##### Record excerpts #####

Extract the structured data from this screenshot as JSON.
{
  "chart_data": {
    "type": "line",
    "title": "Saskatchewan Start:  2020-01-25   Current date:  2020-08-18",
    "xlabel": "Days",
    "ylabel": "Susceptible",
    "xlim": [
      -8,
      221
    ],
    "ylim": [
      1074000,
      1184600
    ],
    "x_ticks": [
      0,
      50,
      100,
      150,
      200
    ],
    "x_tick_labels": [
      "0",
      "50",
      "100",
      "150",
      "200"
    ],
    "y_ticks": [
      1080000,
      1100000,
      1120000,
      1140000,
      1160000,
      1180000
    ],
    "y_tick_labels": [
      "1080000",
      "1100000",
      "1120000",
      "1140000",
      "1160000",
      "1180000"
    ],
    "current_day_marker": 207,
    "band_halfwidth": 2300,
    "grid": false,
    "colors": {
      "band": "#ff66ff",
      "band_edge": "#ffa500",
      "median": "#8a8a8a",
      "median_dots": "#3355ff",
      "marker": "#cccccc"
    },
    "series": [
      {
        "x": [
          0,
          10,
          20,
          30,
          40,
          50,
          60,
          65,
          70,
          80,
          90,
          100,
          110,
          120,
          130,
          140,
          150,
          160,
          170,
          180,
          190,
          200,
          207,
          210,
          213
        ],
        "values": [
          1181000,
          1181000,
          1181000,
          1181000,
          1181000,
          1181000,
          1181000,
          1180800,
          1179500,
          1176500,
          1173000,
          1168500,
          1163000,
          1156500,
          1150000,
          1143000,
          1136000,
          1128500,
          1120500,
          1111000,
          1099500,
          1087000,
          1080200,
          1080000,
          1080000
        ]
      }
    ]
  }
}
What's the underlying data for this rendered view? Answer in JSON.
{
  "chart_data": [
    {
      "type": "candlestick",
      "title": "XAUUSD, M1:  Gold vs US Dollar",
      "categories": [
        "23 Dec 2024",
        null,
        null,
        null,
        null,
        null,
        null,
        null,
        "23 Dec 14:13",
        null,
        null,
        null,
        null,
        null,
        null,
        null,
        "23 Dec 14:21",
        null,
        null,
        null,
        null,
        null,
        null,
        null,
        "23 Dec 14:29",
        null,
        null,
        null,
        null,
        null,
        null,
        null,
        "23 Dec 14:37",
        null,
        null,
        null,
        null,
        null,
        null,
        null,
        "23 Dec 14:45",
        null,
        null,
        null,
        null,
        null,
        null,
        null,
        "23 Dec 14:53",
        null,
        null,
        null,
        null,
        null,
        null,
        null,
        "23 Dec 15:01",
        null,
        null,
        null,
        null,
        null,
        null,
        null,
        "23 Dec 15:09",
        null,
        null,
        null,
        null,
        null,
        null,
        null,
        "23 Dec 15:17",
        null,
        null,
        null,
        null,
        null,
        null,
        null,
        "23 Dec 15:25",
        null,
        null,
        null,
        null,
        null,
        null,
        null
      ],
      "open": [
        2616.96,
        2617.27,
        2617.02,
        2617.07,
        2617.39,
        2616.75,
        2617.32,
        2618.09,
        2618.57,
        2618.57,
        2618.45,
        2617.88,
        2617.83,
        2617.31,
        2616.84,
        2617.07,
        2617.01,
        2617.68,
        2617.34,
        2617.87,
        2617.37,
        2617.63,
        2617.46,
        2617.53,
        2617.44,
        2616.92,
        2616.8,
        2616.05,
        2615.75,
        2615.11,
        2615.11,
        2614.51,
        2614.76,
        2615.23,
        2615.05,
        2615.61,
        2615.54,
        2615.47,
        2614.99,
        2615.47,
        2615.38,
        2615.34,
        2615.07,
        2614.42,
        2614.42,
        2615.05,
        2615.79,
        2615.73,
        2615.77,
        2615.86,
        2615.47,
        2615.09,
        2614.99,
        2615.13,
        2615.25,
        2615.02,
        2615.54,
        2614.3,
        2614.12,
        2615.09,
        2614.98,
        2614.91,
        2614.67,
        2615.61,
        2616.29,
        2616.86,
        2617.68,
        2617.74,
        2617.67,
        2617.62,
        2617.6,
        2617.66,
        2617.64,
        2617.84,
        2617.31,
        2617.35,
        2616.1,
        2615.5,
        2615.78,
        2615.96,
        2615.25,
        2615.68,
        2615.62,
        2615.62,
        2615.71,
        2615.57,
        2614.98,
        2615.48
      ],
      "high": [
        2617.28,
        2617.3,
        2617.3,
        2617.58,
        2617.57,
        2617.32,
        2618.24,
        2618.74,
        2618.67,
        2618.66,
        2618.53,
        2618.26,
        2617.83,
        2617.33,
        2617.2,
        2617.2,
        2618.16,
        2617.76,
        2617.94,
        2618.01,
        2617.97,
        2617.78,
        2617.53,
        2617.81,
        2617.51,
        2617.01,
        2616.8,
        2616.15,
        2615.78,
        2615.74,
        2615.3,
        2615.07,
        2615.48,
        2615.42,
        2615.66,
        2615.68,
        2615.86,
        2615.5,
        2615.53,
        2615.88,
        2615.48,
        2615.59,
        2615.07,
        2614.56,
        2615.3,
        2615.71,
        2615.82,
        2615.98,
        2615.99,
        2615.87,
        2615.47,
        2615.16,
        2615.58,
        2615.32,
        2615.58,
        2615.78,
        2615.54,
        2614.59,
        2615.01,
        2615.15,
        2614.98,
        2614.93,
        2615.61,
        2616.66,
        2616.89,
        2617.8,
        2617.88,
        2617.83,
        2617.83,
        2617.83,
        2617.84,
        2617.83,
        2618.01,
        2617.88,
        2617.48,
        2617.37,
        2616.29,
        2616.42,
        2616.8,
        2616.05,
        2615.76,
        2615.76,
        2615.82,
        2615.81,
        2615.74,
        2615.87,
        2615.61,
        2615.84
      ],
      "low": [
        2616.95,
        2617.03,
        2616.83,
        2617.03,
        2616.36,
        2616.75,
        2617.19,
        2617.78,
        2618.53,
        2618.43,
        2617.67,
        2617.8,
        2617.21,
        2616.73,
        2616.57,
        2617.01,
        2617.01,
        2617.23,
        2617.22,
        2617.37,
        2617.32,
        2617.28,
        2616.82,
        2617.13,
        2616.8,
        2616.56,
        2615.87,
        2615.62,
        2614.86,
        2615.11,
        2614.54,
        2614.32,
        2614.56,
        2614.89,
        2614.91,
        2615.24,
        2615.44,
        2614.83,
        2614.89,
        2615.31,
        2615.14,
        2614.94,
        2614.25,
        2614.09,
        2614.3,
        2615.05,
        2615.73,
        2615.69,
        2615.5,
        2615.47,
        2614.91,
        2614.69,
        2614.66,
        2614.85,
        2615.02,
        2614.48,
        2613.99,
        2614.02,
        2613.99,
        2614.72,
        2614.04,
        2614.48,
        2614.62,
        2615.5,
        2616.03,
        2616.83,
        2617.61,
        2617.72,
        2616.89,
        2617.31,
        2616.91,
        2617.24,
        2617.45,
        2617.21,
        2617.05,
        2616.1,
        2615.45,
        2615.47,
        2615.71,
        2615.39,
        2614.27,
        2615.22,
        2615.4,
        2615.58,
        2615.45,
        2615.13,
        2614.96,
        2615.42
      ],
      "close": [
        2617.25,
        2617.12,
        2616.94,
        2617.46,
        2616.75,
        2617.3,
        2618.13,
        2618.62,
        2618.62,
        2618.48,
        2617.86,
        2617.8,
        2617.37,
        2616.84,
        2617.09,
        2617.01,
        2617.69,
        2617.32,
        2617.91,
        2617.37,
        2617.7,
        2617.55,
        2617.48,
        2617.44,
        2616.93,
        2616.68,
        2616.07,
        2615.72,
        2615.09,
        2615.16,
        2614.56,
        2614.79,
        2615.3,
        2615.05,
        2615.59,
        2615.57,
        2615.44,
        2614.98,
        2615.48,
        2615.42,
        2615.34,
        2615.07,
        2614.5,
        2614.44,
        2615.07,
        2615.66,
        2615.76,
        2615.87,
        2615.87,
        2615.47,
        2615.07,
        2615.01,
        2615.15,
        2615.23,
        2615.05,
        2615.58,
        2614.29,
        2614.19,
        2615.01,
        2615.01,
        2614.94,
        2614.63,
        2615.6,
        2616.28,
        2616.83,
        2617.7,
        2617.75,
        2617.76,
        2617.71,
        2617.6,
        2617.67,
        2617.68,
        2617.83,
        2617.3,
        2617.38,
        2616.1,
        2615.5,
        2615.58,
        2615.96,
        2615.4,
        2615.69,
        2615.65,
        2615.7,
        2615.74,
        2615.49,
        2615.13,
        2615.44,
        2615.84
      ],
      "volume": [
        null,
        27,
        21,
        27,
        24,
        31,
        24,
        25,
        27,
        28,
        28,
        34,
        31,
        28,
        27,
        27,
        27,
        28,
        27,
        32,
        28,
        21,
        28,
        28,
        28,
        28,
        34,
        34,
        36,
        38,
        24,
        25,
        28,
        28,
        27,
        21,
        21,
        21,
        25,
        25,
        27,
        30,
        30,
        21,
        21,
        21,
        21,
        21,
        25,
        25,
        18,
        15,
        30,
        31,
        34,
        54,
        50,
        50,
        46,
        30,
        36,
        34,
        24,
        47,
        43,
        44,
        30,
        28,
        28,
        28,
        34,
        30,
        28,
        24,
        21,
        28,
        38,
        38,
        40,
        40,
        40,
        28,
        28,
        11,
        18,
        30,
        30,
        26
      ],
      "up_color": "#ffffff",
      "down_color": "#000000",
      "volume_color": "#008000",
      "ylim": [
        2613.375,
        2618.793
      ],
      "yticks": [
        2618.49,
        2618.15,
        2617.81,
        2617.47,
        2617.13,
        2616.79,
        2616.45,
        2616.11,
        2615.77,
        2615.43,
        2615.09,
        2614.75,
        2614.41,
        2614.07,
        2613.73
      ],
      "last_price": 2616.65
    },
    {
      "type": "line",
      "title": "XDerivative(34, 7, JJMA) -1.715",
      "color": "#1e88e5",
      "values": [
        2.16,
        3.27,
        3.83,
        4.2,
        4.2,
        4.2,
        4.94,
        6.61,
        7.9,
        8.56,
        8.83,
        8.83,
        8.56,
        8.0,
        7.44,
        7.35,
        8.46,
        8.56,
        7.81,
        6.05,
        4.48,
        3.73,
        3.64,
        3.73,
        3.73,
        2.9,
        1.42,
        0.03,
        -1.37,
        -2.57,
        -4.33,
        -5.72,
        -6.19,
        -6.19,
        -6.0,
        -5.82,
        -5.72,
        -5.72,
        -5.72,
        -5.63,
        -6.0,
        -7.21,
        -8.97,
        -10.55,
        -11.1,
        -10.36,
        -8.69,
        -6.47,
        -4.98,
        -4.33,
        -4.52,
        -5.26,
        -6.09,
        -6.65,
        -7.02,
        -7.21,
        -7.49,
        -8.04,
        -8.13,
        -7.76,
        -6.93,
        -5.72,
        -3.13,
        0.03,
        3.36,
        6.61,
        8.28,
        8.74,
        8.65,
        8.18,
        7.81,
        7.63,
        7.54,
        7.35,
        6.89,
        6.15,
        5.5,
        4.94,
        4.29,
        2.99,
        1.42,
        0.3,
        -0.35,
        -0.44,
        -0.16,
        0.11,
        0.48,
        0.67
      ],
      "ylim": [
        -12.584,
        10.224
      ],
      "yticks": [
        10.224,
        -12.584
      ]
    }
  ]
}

#####

Written exercise
Using the listing above, show every line that includes the string "type".

Completed exercise
    "type": "line",
      "type": "candlestick",
      "type": "line",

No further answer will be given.